Task to carry out: Write out the data below exactly as given, without any of its pictures.

Records to use:
○ ○ ○ ○ ○ ○ ○
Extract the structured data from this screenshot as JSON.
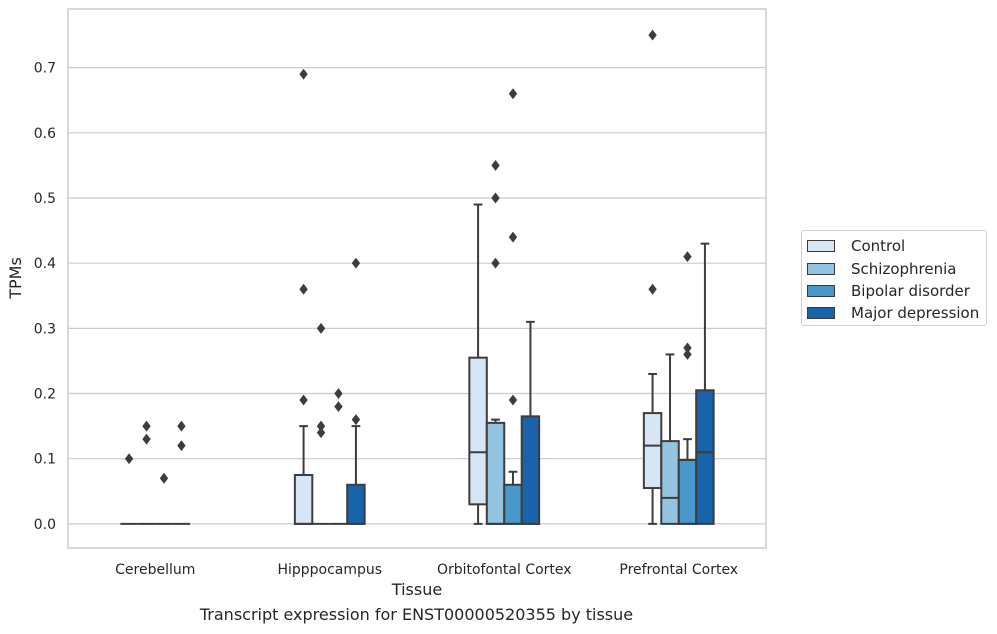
{
  "chart_data": {
    "type": "box",
    "xlabel": "Tissue",
    "ylabel": "TPMs",
    "caption": "Transcript expression for ENST00000520355 by tissue",
    "ylim": [
      -0.037,
      0.79
    ],
    "yticks": [
      0.0,
      0.1,
      0.2,
      0.3,
      0.4,
      0.5,
      0.6,
      0.7
    ],
    "ytick_labels": [
      "0.0",
      "0.1",
      "0.2",
      "0.3",
      "0.4",
      "0.5",
      "0.6",
      "0.7"
    ],
    "grid": "horizontal",
    "legend_position": "right",
    "categories": [
      "Cerebellum",
      "Hipppocampus",
      "Orbitofontal Cortex",
      "Prefrontal Cortex"
    ],
    "series": [
      {
        "name": "Control",
        "color": "#d7e6f5",
        "boxes": [
          {
            "whisker_low": 0,
            "q1": 0,
            "median": 0,
            "q3": 0,
            "whisker_high": 0,
            "outliers": [
              0.1
            ]
          },
          {
            "whisker_low": 0,
            "q1": 0,
            "median": 0,
            "q3": 0.075,
            "whisker_high": 0.15,
            "outliers": [
              0.19,
              0.36,
              0.69
            ]
          },
          {
            "whisker_low": 0,
            "q1": 0.03,
            "median": 0.11,
            "q3": 0.255,
            "whisker_high": 0.49,
            "outliers": []
          },
          {
            "whisker_low": 0,
            "q1": 0.055,
            "median": 0.12,
            "q3": 0.17,
            "whisker_high": 0.23,
            "outliers": [
              0.36,
              0.75
            ]
          }
        ]
      },
      {
        "name": "Schizophrenia",
        "color": "#94c4df",
        "boxes": [
          {
            "whisker_low": 0,
            "q1": 0,
            "median": 0,
            "q3": 0,
            "whisker_high": 0,
            "outliers": [
              0.13,
              0.15
            ]
          },
          {
            "whisker_low": 0,
            "q1": 0,
            "median": 0,
            "q3": 0,
            "whisker_high": 0,
            "outliers": [
              0.14,
              0.15,
              0.3
            ]
          },
          {
            "whisker_low": 0,
            "q1": 0,
            "median": 0,
            "q3": 0.155,
            "whisker_high": 0.16,
            "outliers": [
              0.4,
              0.5,
              0.55
            ]
          },
          {
            "whisker_low": 0,
            "q1": 0,
            "median": 0.04,
            "q3": 0.127,
            "whisker_high": 0.26,
            "outliers": []
          }
        ]
      },
      {
        "name": "Bipolar disorder",
        "color": "#4a98c9",
        "boxes": [
          {
            "whisker_low": 0,
            "q1": 0,
            "median": 0,
            "q3": 0,
            "whisker_high": 0,
            "outliers": [
              0.07
            ]
          },
          {
            "whisker_low": 0,
            "q1": 0,
            "median": 0,
            "q3": 0,
            "whisker_high": 0,
            "outliers": [
              0.18,
              0.2
            ]
          },
          {
            "whisker_low": 0,
            "q1": 0,
            "median": 0,
            "q3": 0.06,
            "whisker_high": 0.08,
            "outliers": [
              0.19,
              0.44,
              0.66
            ]
          },
          {
            "whisker_low": 0,
            "q1": 0,
            "median": 0,
            "q3": 0.098,
            "whisker_high": 0.13,
            "outliers": [
              0.26,
              0.27,
              0.41
            ]
          }
        ]
      },
      {
        "name": "Major depression",
        "color": "#1764ab",
        "boxes": [
          {
            "whisker_low": 0,
            "q1": 0,
            "median": 0,
            "q3": 0,
            "whisker_high": 0,
            "outliers": [
              0.12,
              0.15
            ]
          },
          {
            "whisker_low": 0,
            "q1": 0,
            "median": 0,
            "q3": 0.06,
            "whisker_high": 0.15,
            "outliers": [
              0.16,
              0.4
            ]
          },
          {
            "whisker_low": 0,
            "q1": 0,
            "median": 0,
            "q3": 0.165,
            "whisker_high": 0.31,
            "outliers": []
          },
          {
            "whisker_low": 0,
            "q1": 0,
            "median": 0.11,
            "q3": 0.205,
            "whisker_high": 0.43,
            "outliers": []
          }
        ]
      }
    ]
  }
}
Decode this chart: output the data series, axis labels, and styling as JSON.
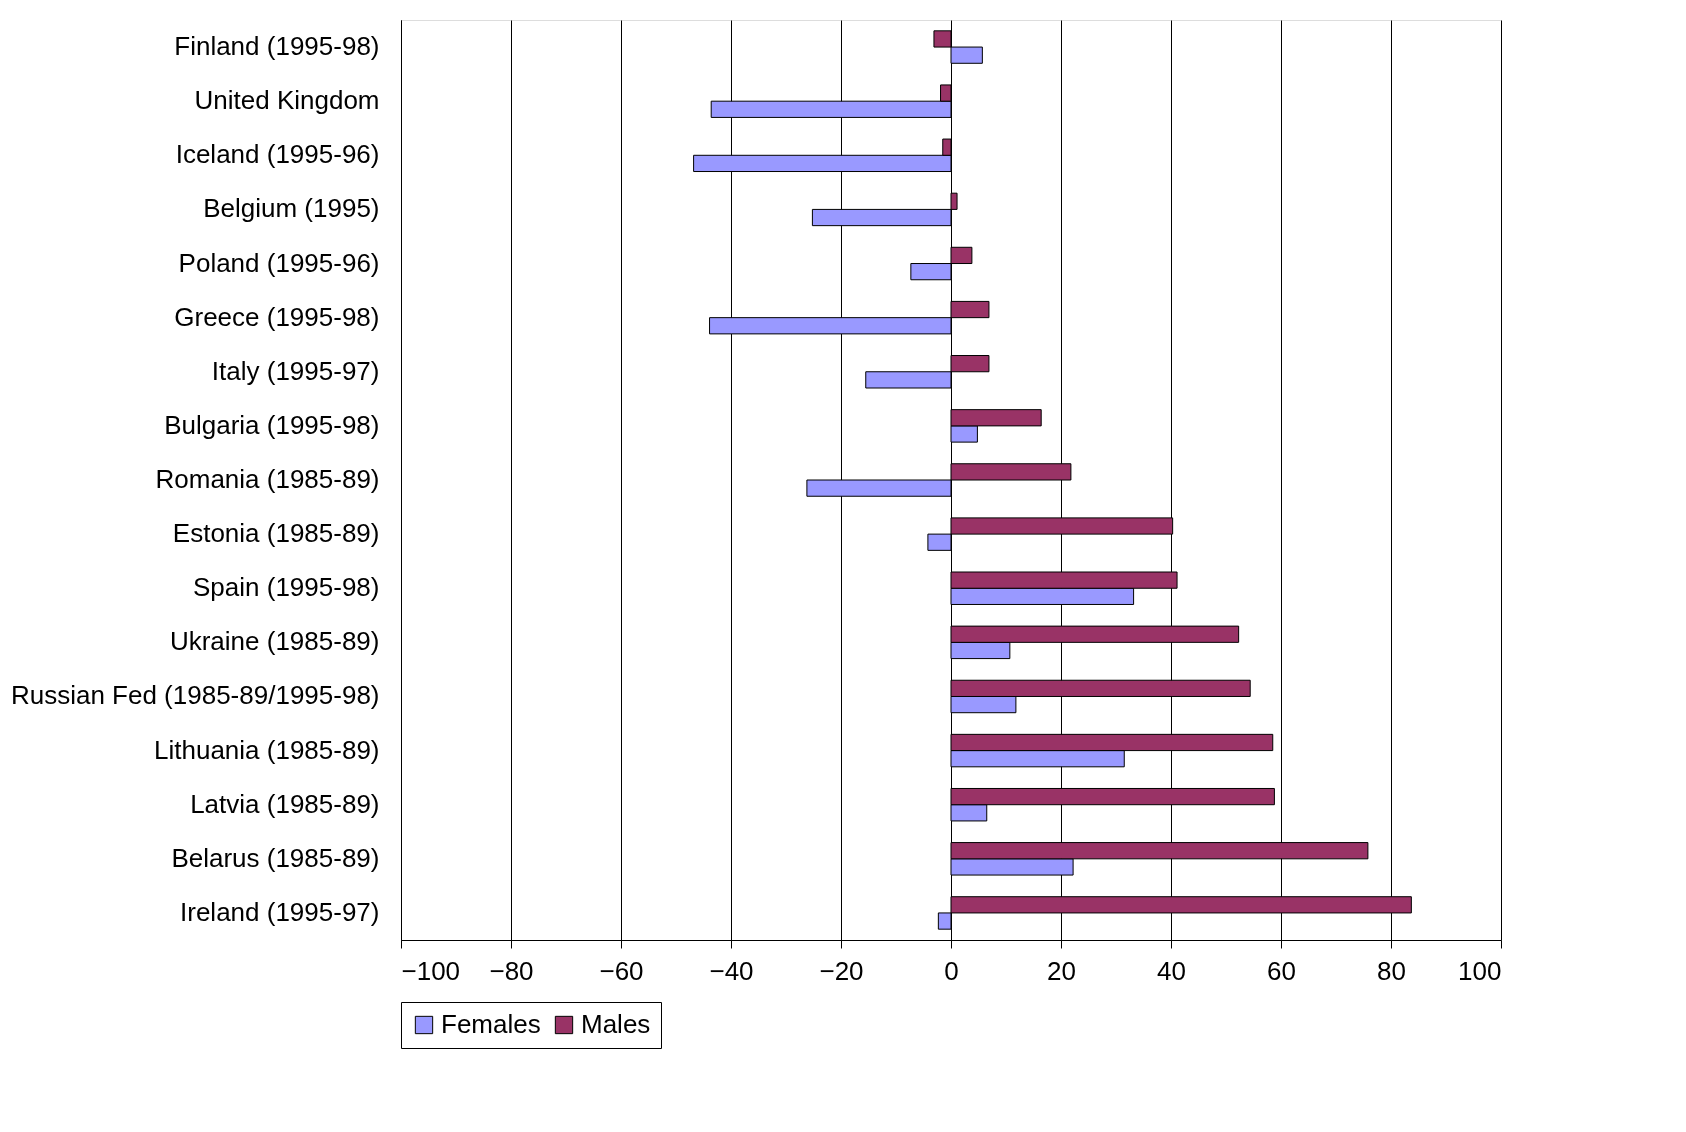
{
  "chart_data": {
    "type": "bar",
    "orientation": "horizontal",
    "categories": [
      "Finland (1995-98)",
      "United Kingdom",
      "Iceland (1995-96)",
      "Belgium (1995)",
      "Poland (1995-96)",
      "Greece (1995-98)",
      "Italy (1995-97)",
      "Bulgaria (1995-98)",
      "Romania (1985-89)",
      "Estonia (1985-89)",
      "Spain (1995-98)",
      "Ukraine (1985-89)",
      "Russian Fed (1985-89/1995-98)",
      "Lithuania (1985-89)",
      "Latvia (1985-89)",
      "Belarus (1985-89)",
      "Ireland (1995-97)"
    ],
    "series": [
      {
        "name": "Females",
        "color": "#9999ff",
        "values": [
          5.7,
          -43.6,
          -46.8,
          -25.2,
          -7.3,
          -43.9,
          -15.5,
          4.8,
          -26.2,
          -4.2,
          33.2,
          10.7,
          11.8,
          31.5,
          6.5,
          22.2,
          -2.3
        ]
      },
      {
        "name": "Males",
        "color": "#993366",
        "values": [
          -3.1,
          -1.9,
          -1.5,
          1.1,
          3.8,
          6.9,
          6.9,
          16.4,
          21.8,
          40.3,
          41.1,
          52.3,
          54.4,
          58.5,
          58.8,
          75.8,
          83.7
        ]
      }
    ],
    "xlim": [
      -100,
      100
    ],
    "xticks": [
      -100,
      -80,
      -60,
      -40,
      -20,
      0,
      20,
      40,
      60,
      80,
      100
    ],
    "grid": "x",
    "legend": "bottom"
  }
}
○ ○ ○ ○ ○ ○ ○
Output below:
Extract the structured data from this screenshot as JSON.
{
  "chart_data": {
    "type": "box",
    "xlabel": "Tissue",
    "ylabel": "TPMs",
    "caption": "Transcript expression for ENST00000520355 by tissue",
    "ylim": [
      -0.037,
      0.79
    ],
    "yticks": [
      0.0,
      0.1,
      0.2,
      0.3,
      0.4,
      0.5,
      0.6,
      0.7
    ],
    "ytick_labels": [
      "0.0",
      "0.1",
      "0.2",
      "0.3",
      "0.4",
      "0.5",
      "0.6",
      "0.7"
    ],
    "grid": "horizontal",
    "legend_position": "right",
    "categories": [
      "Cerebellum",
      "Hipppocampus",
      "Orbitofontal Cortex",
      "Prefrontal Cortex"
    ],
    "series": [
      {
        "name": "Control",
        "color": "#d7e6f5",
        "boxes": [
          {
            "whisker_low": 0,
            "q1": 0,
            "median": 0,
            "q3": 0,
            "whisker_high": 0,
            "outliers": [
              0.1
            ]
          },
          {
            "whisker_low": 0,
            "q1": 0,
            "median": 0,
            "q3": 0.075,
            "whisker_high": 0.15,
            "outliers": [
              0.19,
              0.36,
              0.69
            ]
          },
          {
            "whisker_low": 0,
            "q1": 0.03,
            "median": 0.11,
            "q3": 0.255,
            "whisker_high": 0.49,
            "outliers": []
          },
          {
            "whisker_low": 0,
            "q1": 0.055,
            "median": 0.12,
            "q3": 0.17,
            "whisker_high": 0.23,
            "outliers": [
              0.36,
              0.75
            ]
          }
        ]
      },
      {
        "name": "Schizophrenia",
        "color": "#94c4df",
        "boxes": [
          {
            "whisker_low": 0,
            "q1": 0,
            "median": 0,
            "q3": 0,
            "whisker_high": 0,
            "outliers": [
              0.13,
              0.15
            ]
          },
          {
            "whisker_low": 0,
            "q1": 0,
            "median": 0,
            "q3": 0,
            "whisker_high": 0,
            "outliers": [
              0.14,
              0.15,
              0.3
            ]
          },
          {
            "whisker_low": 0,
            "q1": 0,
            "median": 0,
            "q3": 0.155,
            "whisker_high": 0.16,
            "outliers": [
              0.4,
              0.5,
              0.55
            ]
          },
          {
            "whisker_low": 0,
            "q1": 0,
            "median": 0.04,
            "q3": 0.127,
            "whisker_high": 0.26,
            "outliers": []
          }
        ]
      },
      {
        "name": "Bipolar disorder",
        "color": "#4a98c9",
        "boxes": [
          {
            "whisker_low": 0,
            "q1": 0,
            "median": 0,
            "q3": 0,
            "whisker_high": 0,
            "outliers": [
              0.07
            ]
          },
          {
            "whisker_low": 0,
            "q1": 0,
            "median": 0,
            "q3": 0,
            "whisker_high": 0,
            "outliers": [
              0.18,
              0.2
            ]
          },
          {
            "whisker_low": 0,
            "q1": 0,
            "median": 0,
            "q3": 0.06,
            "whisker_high": 0.08,
            "outliers": [
              0.19,
              0.44,
              0.66
            ]
          },
          {
            "whisker_low": 0,
            "q1": 0,
            "median": 0,
            "q3": 0.098,
            "whisker_high": 0.13,
            "outliers": [
              0.26,
              0.27,
              0.41
            ]
          }
        ]
      },
      {
        "name": "Major depression",
        "color": "#1764ab",
        "boxes": [
          {
            "whisker_low": 0,
            "q1": 0,
            "median": 0,
            "q3": 0,
            "whisker_high": 0,
            "outliers": [
              0.12,
              0.15
            ]
          },
          {
            "whisker_low": 0,
            "q1": 0,
            "median": 0,
            "q3": 0.06,
            "whisker_high": 0.15,
            "outliers": [
              0.16,
              0.4
            ]
          },
          {
            "whisker_low": 0,
            "q1": 0,
            "median": 0,
            "q3": 0.165,
            "whisker_high": 0.31,
            "outliers": []
          },
          {
            "whisker_low": 0,
            "q1": 0,
            "median": 0.11,
            "q3": 0.205,
            "whisker_high": 0.43,
            "outliers": []
          }
        ]
      }
    ]
  }
}
Decode this chart: output the data series, axis labels, and styling as JSON.
{
  "chart_data": {
    "type": "bar",
    "orientation": "horizontal",
    "categories": [
      "Finland (1995-98)",
      "United Kingdom",
      "Iceland (1995-96)",
      "Belgium (1995)",
      "Poland (1995-96)",
      "Greece (1995-98)",
      "Italy (1995-97)",
      "Bulgaria (1995-98)",
      "Romania (1985-89)",
      "Estonia (1985-89)",
      "Spain (1995-98)",
      "Ukraine (1985-89)",
      "Russian Fed (1985-89/1995-98)",
      "Lithuania (1985-89)",
      "Latvia (1985-89)",
      "Belarus (1985-89)",
      "Ireland (1995-97)"
    ],
    "series": [
      {
        "name": "Females",
        "color": "#9999ff",
        "values": [
          5.7,
          -43.6,
          -46.8,
          -25.2,
          -7.3,
          -43.9,
          -15.5,
          4.8,
          -26.2,
          -4.2,
          33.2,
          10.7,
          11.8,
          31.5,
          6.5,
          22.2,
          -2.3
        ]
      },
      {
        "name": "Males",
        "color": "#993366",
        "values": [
          -3.1,
          -1.9,
          -1.5,
          1.1,
          3.8,
          6.9,
          6.9,
          16.4,
          21.8,
          40.3,
          41.1,
          52.3,
          54.4,
          58.5,
          58.8,
          75.8,
          83.7
        ]
      }
    ],
    "xlim": [
      -100,
      100
    ],
    "xticks": [
      -100,
      -80,
      -60,
      -40,
      -20,
      0,
      20,
      40,
      60,
      80,
      100
    ],
    "grid": "x",
    "legend": "bottom"
  }
}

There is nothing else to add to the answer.